(Collection entries)
Begin

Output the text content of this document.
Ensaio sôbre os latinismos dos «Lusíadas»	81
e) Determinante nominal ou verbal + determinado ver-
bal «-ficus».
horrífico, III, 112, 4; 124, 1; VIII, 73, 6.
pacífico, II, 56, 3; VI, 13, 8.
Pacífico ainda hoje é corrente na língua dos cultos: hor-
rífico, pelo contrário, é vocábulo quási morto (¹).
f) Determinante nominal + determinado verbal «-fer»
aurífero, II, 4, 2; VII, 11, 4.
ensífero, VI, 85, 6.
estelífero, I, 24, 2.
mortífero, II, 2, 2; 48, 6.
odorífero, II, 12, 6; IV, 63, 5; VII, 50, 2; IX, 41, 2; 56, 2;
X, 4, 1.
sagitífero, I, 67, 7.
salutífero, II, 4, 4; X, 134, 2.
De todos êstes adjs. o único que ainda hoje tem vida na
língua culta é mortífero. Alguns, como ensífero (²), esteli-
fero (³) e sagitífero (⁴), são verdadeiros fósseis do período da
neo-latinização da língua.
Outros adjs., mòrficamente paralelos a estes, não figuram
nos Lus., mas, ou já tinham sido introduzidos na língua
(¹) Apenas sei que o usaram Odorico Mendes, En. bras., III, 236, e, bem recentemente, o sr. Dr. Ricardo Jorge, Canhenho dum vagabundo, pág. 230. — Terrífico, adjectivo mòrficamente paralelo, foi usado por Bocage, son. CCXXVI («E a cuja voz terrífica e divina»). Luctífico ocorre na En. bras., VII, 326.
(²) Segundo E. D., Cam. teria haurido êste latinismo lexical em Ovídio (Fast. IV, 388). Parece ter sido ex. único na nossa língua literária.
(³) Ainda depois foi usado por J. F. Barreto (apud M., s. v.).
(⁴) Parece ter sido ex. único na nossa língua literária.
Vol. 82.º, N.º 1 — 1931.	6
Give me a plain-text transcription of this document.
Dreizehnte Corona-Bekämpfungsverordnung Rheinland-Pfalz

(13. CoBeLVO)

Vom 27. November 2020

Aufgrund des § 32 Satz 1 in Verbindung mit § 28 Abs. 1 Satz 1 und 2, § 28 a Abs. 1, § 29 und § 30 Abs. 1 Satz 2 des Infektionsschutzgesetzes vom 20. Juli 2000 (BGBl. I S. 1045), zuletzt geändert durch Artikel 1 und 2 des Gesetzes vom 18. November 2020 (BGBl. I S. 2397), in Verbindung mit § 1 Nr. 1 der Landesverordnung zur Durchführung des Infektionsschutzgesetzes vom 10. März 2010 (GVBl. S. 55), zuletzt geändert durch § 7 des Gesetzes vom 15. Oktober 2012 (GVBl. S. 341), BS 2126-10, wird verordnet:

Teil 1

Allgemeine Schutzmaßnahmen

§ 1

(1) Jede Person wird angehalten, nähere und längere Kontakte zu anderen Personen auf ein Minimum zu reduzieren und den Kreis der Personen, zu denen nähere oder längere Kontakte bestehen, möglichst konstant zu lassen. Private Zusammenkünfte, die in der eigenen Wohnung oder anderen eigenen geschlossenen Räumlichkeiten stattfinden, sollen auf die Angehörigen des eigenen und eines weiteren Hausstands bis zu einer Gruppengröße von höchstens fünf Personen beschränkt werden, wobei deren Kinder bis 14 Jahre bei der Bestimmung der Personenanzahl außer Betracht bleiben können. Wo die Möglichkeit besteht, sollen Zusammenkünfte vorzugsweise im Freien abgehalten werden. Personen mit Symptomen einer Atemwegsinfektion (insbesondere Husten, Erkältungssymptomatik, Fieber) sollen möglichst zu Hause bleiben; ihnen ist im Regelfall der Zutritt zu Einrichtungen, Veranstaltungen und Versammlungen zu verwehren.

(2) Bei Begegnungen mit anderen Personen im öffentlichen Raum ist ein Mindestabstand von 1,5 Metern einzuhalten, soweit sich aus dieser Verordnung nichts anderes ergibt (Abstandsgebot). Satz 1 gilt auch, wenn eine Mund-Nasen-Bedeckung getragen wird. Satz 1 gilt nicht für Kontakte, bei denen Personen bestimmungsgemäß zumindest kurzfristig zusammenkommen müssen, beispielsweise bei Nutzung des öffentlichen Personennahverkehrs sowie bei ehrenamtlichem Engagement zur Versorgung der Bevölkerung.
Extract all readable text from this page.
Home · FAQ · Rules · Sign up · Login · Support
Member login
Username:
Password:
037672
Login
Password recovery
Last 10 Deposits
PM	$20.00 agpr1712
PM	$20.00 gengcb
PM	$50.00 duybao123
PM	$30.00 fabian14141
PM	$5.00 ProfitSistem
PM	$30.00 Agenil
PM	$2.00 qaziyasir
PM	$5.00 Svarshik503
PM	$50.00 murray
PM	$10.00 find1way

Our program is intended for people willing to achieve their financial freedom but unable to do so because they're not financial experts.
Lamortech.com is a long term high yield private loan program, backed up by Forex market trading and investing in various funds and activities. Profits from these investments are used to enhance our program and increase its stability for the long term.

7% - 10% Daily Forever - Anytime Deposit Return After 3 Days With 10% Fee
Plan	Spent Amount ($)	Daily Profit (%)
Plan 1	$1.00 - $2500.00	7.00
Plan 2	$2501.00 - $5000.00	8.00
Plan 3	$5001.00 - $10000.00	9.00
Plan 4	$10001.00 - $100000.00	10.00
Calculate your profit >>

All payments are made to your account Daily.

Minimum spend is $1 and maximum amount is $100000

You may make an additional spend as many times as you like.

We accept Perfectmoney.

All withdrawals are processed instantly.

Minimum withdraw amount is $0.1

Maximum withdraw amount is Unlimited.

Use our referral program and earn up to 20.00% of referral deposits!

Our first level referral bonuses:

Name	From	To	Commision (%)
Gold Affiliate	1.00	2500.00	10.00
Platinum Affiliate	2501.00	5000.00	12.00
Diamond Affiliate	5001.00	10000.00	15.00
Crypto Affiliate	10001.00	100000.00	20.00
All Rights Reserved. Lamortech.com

End

PROBLEM TO WORK ON — Print the complete listing again, exactly as it stands.

FINISHED EXERCISE —
Output the text content of this document.
Ensaio sôbre os latinismos dos «Lusíadas»	81
e) Determinante nominal ou verbal + determinado ver-
bal «-ficus».
horrífico, III, 112, 4; 124, 1; VIII, 73, 6.
pacífico, II, 56, 3; VI, 13, 8.
Pacífico ainda hoje é corrente na língua dos cultos: hor-
rífico, pelo contrário, é vocábulo quási morto (¹).
f) Determinante nominal + determinado verbal «-fer»
aurífero, II, 4, 2; VII, 11, 4.
ensífero, VI, 85, 6.
estelífero, I, 24, 2.
mortífero, II, 2, 2; 48, 6.
odorífero, II, 12, 6; IV, 63, 5; VII, 50, 2; IX, 41, 2; 56, 2;
X, 4, 1.
sagitífero, I, 67, 7.
salutífero, II, 4, 4; X, 134, 2.
De todos êstes adjs. o único que ainda hoje tem vida na
língua culta é mortífero. Alguns, como ensífero (²), esteli-
fero (³) e sagitífero (⁴), são verdadeiros fósseis do período da
neo-latinização da língua.
Outros adjs., mòrficamente paralelos a estes, não figuram
nos Lus., mas, ou já tinham sido introduzidos na língua
(¹) Apenas sei que o usaram Odorico Mendes, En. bras., III, 236, e, bem recentemente, o sr. Dr. Ricardo Jorge, Canhenho dum vagabundo, pág. 230. — Terrífico, adjectivo mòrficamente paralelo, foi usado por Bocage, son. CCXXVI («E a cuja voz terrífica e divina»). Luctífico ocorre na En. bras., VII, 326.
(²) Segundo E. D., Cam. teria haurido êste latinismo lexical em Ovídio (Fast. IV, 388). Parece ter sido ex. único na nossa língua literária.
(³) Ainda depois foi usado por J. F. Barreto (apud M., s. v.).
(⁴) Parece ter sido ex. único na nossa língua literária.
Vol. 82.º, N.º 1 — 1931.	6
Give me a plain-text transcription of this document.
Dreizehnte Corona-Bekämpfungsverordnung Rheinland-Pfalz

(13. CoBeLVO)

Vom 27. November 2020

Aufgrund des § 32 Satz 1 in Verbindung mit § 28 Abs. 1 Satz 1 und 2, § 28 a Abs. 1, § 29 und § 30 Abs. 1 Satz 2 des Infektionsschutzgesetzes vom 20. Juli 2000 (BGBl. I S. 1045), zuletzt geändert durch Artikel 1 und 2 des Gesetzes vom 18. November 2020 (BGBl. I S. 2397), in Verbindung mit § 1 Nr. 1 der Landesverordnung zur Durchführung des Infektionsschutzgesetzes vom 10. März 2010 (GVBl. S. 55), zuletzt geändert durch § 7 des Gesetzes vom 15. Oktober 2012 (GVBl. S. 341), BS 2126-10, wird verordnet:

Teil 1

Allgemeine Schutzmaßnahmen

§ 1

(1) Jede Person wird angehalten, nähere und längere Kontakte zu anderen Personen auf ein Minimum zu reduzieren und den Kreis der Personen, zu denen nähere oder längere Kontakte bestehen, möglichst konstant zu lassen. Private Zusammenkünfte, die in der eigenen Wohnung oder anderen eigenen geschlossenen Räumlichkeiten stattfinden, sollen auf die Angehörigen des eigenen und eines weiteren Hausstands bis zu einer Gruppengröße von höchstens fünf Personen beschränkt werden, wobei deren Kinder bis 14 Jahre bei der Bestimmung der Personenanzahl außer Betracht bleiben können. Wo die Möglichkeit besteht, sollen Zusammenkünfte vorzugsweise im Freien abgehalten werden. Personen mit Symptomen einer Atemwegsinfektion (insbesondere Husten, Erkältungssymptomatik, Fieber) sollen möglichst zu Hause bleiben; ihnen ist im Regelfall der Zutritt zu Einrichtungen, Veranstaltungen und Versammlungen zu verwehren.

(2) Bei Begegnungen mit anderen Personen im öffentlichen Raum ist ein Mindestabstand von 1,5 Metern einzuhalten, soweit sich aus dieser Verordnung nichts anderes ergibt (Abstandsgebot). Satz 1 gilt auch, wenn eine Mund-Nasen-Bedeckung getragen wird. Satz 1 gilt nicht für Kontakte, bei denen Personen bestimmungsgemäß zumindest kurzfristig zusammenkommen müssen, beispielsweise bei Nutzung des öffentlichen Personennahverkehrs sowie bei ehrenamtlichem Engagement zur Versorgung der Bevölkerung.
Extract all readable text from this page.
Home · FAQ · Rules · Sign up · Login · Support
Member login
Username:
Password:
037672
Login
Password recovery
Last 10 Deposits
PM	$20.00 agpr1712
PM	$20.00 gengcb
PM	$50.00 duybao123
PM	$30.00 fabian14141
PM	$5.00 ProfitSistem
PM	$30.00 Agenil
PM	$2.00 qaziyasir
PM	$5.00 Svarshik503
PM	$50.00 murray
PM	$10.00 find1way

Our program is intended for people willing to achieve their financial freedom but unable to do so because they're not financial experts.
Lamortech.com is a long term high yield private loan program, backed up by Forex market trading and investing in various funds and activities. Profits from these investments are used to enhance our program and increase its stability for the long term.

7% - 10% Daily Forever - Anytime Deposit Return After 3 Days With 10% Fee
Plan	Spent Amount ($)	Daily Profit (%)
Plan 1	$1.00 - $2500.00	7.00
Plan 2	$2501.00 - $5000.00	8.00
Plan 3	$5001.00 - $10000.00	9.00
Plan 4	$10001.00 - $100000.00	10.00
Calculate your profit >>

All payments are made to your account Daily.

Minimum spend is $1 and maximum amount is $100000

You may make an additional spend as many times as you like.

We accept Perfectmoney.

All withdrawals are processed instantly.

Minimum withdraw amount is $0.1

Maximum withdraw amount is Unlimited.

Use our referral program and earn up to 20.00% of referral deposits!

Our first level referral bonuses:

Name	From	To	Commision (%)
Gold Affiliate	1.00	2500.00	10.00
Platinum Affiliate	2501.00	5000.00	12.00
Diamond Affiliate	5001.00	10000.00	15.00
Crypto Affiliate	10001.00	100000.00	20.00
All Rights Reserved. Lamortech.com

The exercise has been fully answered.